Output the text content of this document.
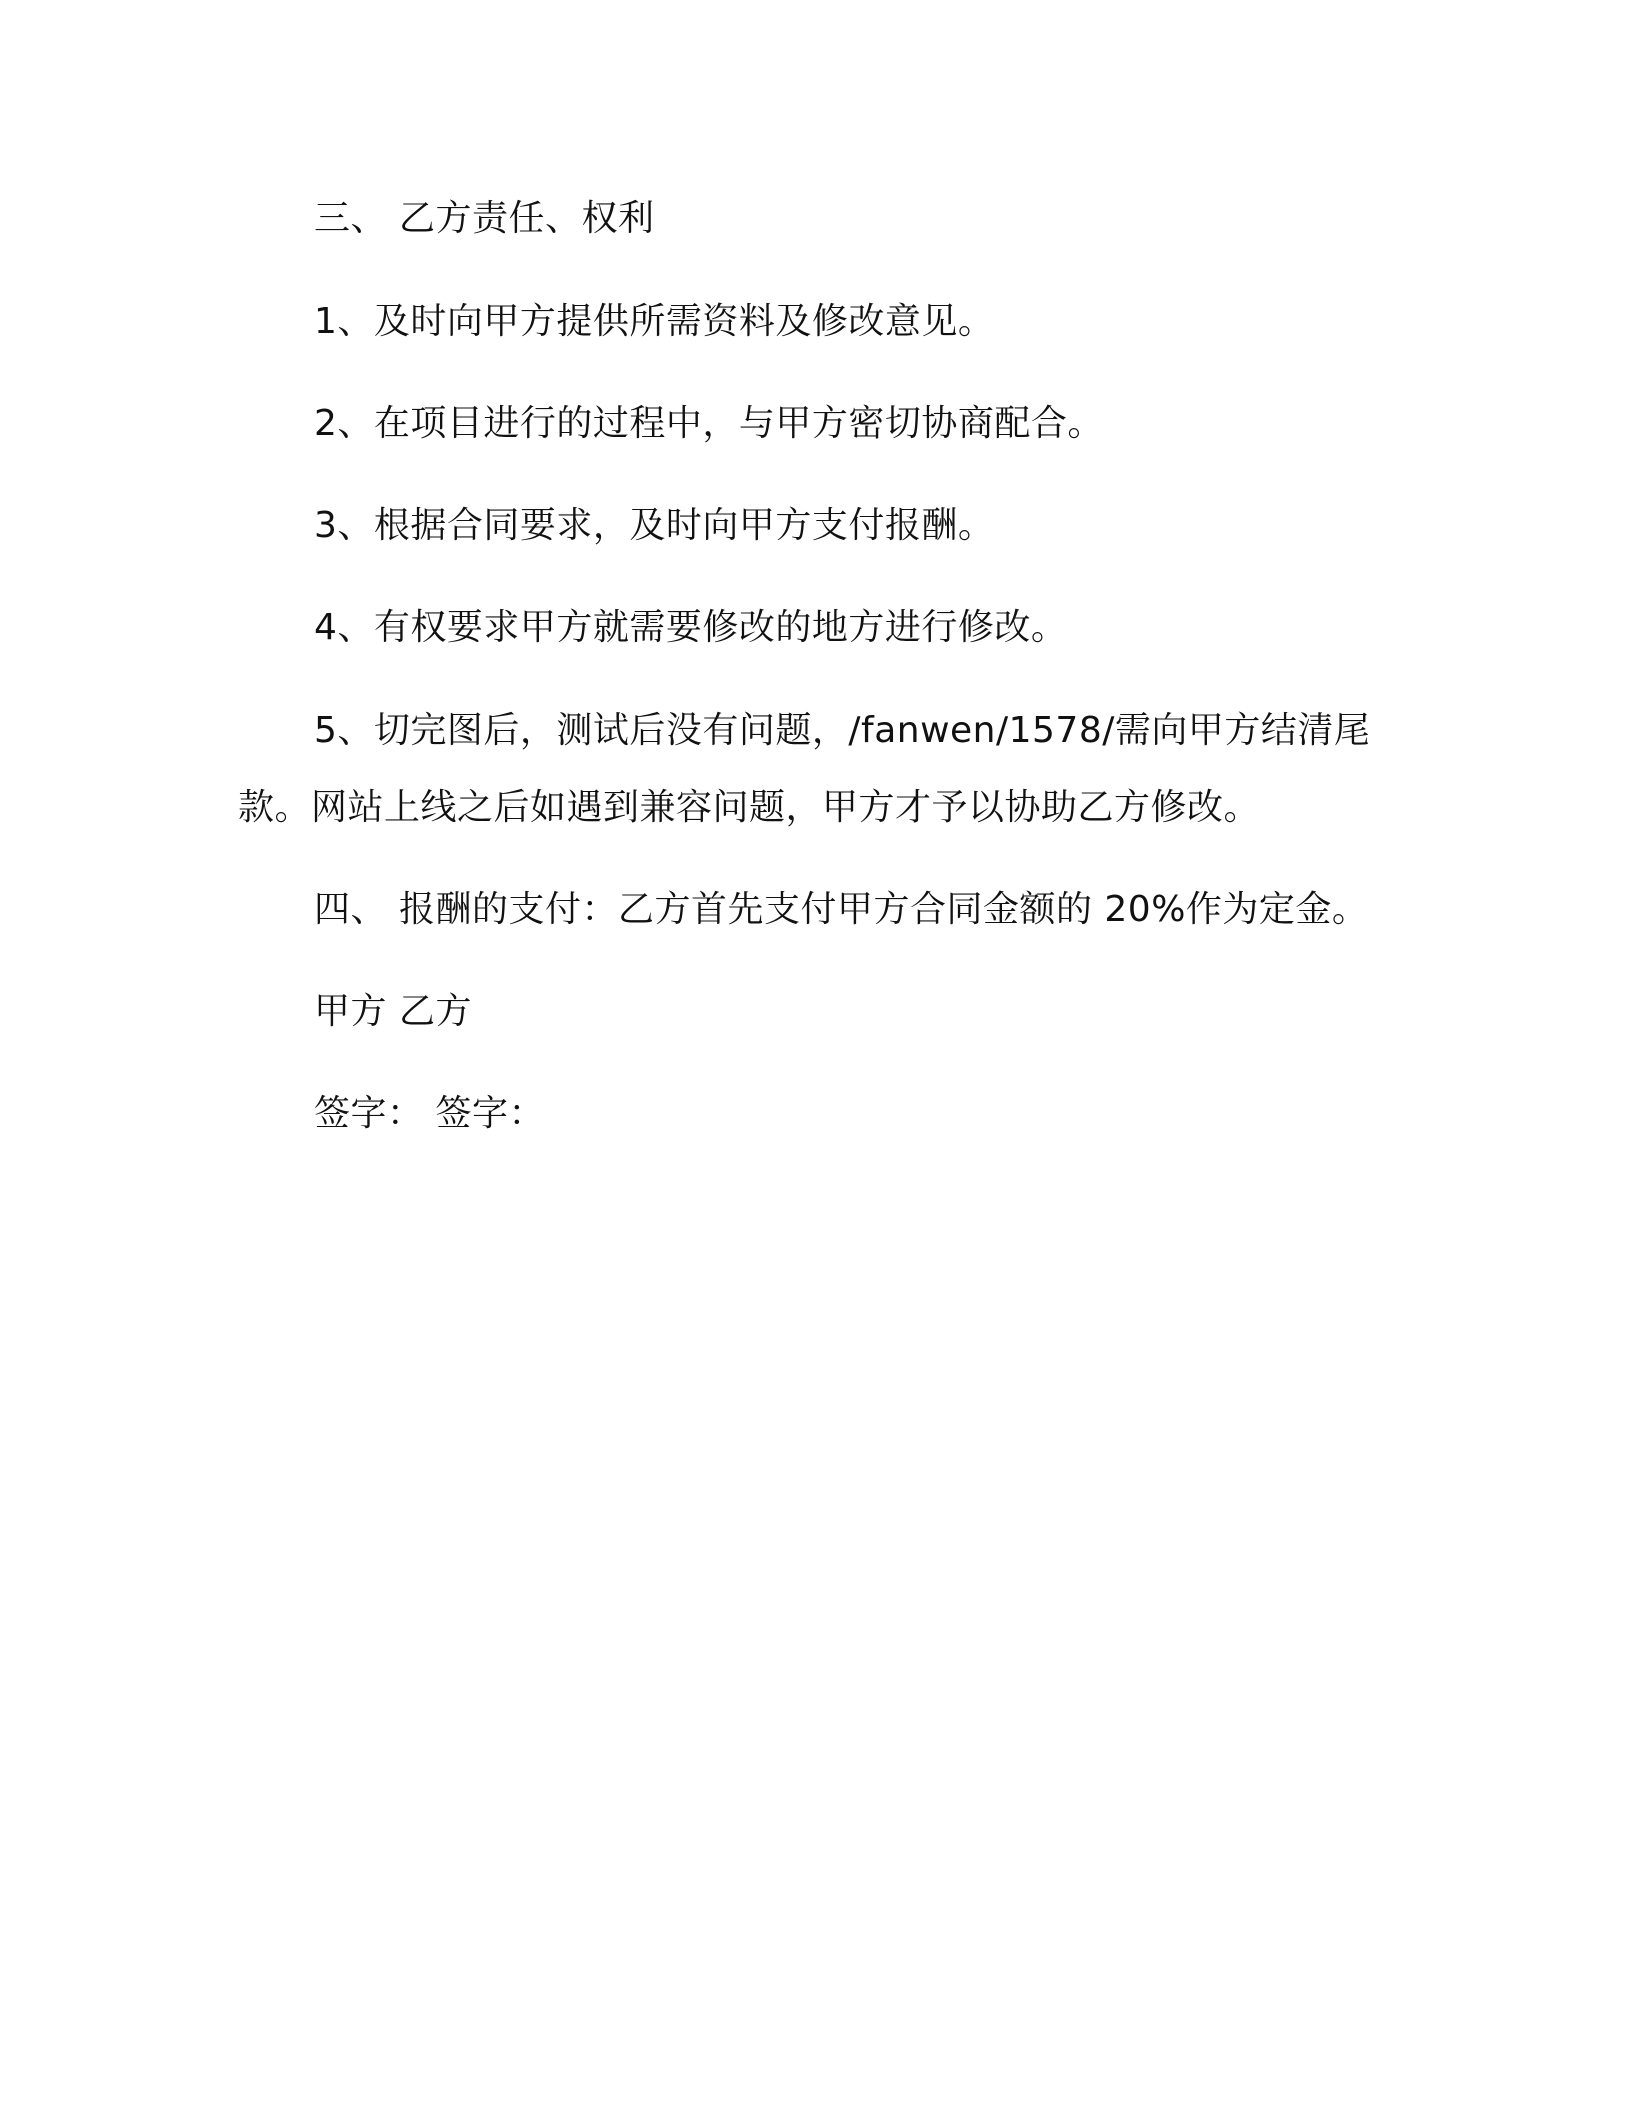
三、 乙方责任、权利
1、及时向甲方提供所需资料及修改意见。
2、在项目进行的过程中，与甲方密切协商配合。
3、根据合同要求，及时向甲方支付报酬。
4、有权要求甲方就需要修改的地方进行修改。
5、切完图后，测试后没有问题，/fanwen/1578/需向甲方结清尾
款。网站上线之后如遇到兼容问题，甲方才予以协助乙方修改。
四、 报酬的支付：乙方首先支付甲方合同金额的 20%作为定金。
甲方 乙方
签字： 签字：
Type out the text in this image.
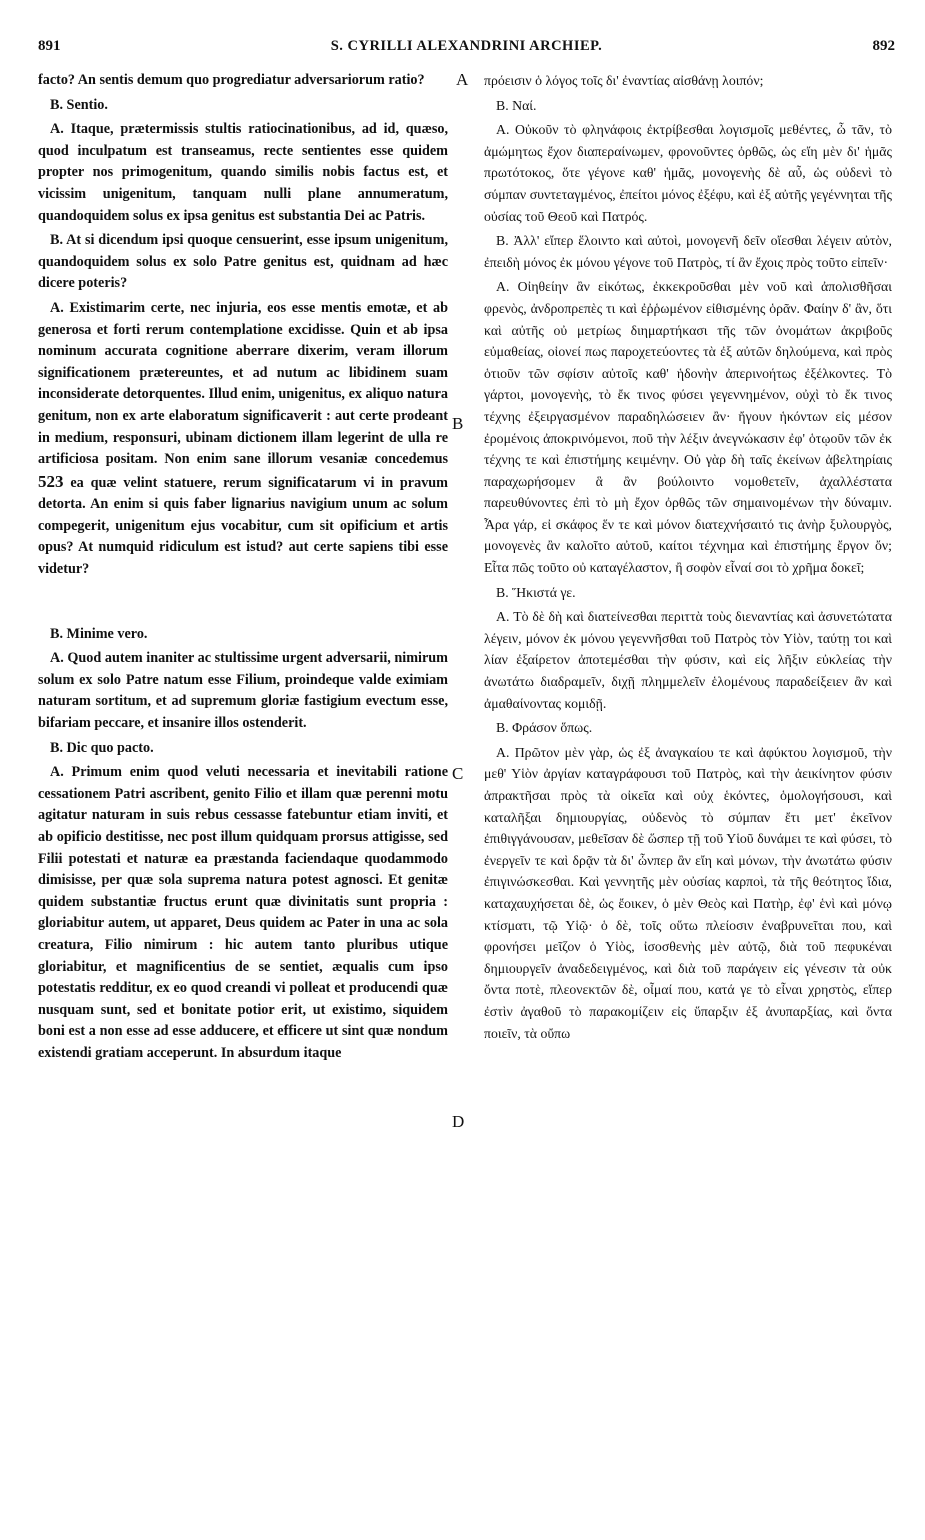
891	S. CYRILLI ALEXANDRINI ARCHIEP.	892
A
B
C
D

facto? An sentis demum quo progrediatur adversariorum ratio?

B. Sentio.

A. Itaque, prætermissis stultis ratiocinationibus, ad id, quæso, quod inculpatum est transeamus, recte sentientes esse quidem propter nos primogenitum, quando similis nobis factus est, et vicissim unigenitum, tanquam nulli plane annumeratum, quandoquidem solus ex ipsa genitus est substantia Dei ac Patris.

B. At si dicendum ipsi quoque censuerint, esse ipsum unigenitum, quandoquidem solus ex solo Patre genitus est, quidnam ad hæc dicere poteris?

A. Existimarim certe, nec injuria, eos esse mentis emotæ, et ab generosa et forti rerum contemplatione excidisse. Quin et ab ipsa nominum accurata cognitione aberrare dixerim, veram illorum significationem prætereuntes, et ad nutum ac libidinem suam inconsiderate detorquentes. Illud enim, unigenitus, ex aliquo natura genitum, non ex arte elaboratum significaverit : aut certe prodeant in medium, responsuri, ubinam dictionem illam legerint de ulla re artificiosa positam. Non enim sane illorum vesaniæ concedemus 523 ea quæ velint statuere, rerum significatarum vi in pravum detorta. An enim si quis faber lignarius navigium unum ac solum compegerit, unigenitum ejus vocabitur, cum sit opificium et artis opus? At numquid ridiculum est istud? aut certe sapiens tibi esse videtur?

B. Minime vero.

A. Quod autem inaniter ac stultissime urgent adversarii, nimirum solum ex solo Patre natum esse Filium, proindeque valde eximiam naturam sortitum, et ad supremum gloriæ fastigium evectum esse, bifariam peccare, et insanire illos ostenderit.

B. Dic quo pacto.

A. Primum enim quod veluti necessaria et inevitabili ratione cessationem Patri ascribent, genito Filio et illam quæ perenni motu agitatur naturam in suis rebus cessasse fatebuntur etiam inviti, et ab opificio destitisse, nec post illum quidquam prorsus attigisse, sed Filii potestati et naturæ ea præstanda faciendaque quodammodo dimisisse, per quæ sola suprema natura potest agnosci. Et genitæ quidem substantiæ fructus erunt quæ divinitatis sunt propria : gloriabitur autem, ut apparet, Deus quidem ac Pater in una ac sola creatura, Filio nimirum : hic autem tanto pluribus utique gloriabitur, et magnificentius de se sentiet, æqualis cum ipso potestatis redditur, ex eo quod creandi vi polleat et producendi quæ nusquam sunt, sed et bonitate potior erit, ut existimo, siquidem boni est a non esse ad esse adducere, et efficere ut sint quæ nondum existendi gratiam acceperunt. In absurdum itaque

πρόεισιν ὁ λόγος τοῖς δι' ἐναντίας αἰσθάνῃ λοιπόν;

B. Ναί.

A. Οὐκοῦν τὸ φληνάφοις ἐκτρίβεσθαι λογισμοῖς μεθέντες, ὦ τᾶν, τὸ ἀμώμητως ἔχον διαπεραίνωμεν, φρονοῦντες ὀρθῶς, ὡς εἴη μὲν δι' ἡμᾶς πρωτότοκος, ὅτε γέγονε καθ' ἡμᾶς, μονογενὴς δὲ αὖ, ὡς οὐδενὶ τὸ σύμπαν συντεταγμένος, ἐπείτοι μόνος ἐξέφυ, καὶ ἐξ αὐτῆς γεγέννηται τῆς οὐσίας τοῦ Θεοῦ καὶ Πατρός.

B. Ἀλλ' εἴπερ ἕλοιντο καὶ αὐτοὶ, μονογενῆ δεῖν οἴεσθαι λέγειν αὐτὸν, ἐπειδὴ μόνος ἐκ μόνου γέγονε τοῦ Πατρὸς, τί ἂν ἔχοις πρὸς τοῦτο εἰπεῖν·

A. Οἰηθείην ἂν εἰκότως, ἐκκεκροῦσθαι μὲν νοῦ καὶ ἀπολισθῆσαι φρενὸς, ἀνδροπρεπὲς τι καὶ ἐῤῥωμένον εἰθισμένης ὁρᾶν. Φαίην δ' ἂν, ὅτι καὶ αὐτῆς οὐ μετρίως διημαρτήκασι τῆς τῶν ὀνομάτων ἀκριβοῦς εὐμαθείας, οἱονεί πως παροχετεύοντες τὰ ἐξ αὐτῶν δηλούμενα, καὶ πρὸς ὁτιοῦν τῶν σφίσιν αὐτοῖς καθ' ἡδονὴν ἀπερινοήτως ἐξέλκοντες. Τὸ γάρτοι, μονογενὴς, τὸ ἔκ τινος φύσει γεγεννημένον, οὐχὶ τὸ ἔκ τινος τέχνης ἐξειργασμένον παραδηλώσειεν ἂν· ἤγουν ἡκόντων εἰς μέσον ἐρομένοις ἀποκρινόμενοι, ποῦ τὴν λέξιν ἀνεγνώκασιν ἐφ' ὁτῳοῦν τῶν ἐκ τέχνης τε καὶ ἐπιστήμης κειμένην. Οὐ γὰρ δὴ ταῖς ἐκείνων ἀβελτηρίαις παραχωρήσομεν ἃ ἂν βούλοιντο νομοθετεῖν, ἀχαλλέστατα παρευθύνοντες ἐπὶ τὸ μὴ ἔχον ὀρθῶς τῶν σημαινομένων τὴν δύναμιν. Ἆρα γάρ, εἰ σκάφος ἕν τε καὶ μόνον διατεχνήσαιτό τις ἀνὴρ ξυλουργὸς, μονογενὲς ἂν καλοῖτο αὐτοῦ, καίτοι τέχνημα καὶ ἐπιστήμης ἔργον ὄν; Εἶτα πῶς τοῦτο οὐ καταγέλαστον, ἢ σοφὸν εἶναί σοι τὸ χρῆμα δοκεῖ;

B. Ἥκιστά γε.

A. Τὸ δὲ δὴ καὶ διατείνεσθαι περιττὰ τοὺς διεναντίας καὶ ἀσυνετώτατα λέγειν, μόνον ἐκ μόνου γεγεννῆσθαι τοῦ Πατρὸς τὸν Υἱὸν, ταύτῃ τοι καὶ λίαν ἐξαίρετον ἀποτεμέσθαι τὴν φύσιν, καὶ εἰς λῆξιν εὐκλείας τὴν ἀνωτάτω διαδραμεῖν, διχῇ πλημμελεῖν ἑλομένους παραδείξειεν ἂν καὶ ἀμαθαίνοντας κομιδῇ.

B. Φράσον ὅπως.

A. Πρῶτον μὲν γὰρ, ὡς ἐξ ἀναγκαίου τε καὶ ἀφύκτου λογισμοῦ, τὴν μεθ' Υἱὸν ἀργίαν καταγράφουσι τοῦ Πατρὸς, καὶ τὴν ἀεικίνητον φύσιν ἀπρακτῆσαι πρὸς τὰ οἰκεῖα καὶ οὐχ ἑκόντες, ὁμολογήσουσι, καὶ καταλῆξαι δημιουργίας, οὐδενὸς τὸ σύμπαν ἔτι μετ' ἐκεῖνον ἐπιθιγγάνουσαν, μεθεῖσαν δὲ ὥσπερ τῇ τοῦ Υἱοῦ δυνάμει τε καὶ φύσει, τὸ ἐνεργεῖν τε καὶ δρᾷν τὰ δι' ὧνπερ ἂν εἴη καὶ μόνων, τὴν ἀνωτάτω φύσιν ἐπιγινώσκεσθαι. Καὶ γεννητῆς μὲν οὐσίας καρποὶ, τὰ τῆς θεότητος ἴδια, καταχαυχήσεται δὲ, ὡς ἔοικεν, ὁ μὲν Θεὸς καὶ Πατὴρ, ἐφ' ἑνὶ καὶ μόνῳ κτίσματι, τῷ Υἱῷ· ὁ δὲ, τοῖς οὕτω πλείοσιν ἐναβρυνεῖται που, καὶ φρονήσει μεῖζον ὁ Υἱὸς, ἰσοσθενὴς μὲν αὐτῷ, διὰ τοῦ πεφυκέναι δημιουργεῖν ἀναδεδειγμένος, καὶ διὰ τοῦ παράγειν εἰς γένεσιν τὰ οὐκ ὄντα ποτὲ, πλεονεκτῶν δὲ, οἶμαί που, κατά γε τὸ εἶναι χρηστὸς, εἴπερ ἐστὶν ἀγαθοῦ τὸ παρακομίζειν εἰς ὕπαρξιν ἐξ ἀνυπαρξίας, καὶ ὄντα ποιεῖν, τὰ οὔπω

● ● ● ● ●

Pull every line containing the word "λέγειν" out of the entries above.

B. Ἀλλ' εἴπερ ἕλοιντο καὶ αὐτοὶ, μονογενῆ δεῖν οἴεσθαι λέγειν αὐτὸν, ἐπειδὴ μόνος ἐκ μόνου γέγονε τοῦ Πατρὸς, τί ἂν ἔχοις πρὸς τοῦτο εἰπεῖν·
A. Τὸ δὲ δὴ καὶ διατείνεσθαι περιττὰ τοὺς διεναντίας καὶ ἀσυνετώτατα λέγειν, μόνον ἐκ μόνου γεγεννῆσθαι τοῦ Πατρὸς τὸν Υἱὸν, ταύτῃ τοι καὶ λίαν ἐξαίρετον ἀποτεμέσθαι τὴν φύσιν, καὶ εἰς λῆξιν εὐκλείας τὴν ἀνωτάτω διαδραμεῖν, διχῇ πλημμελεῖν ἑλομένους παραδείξειεν ἂν καὶ ἀμαθαίνοντας κομιδῇ.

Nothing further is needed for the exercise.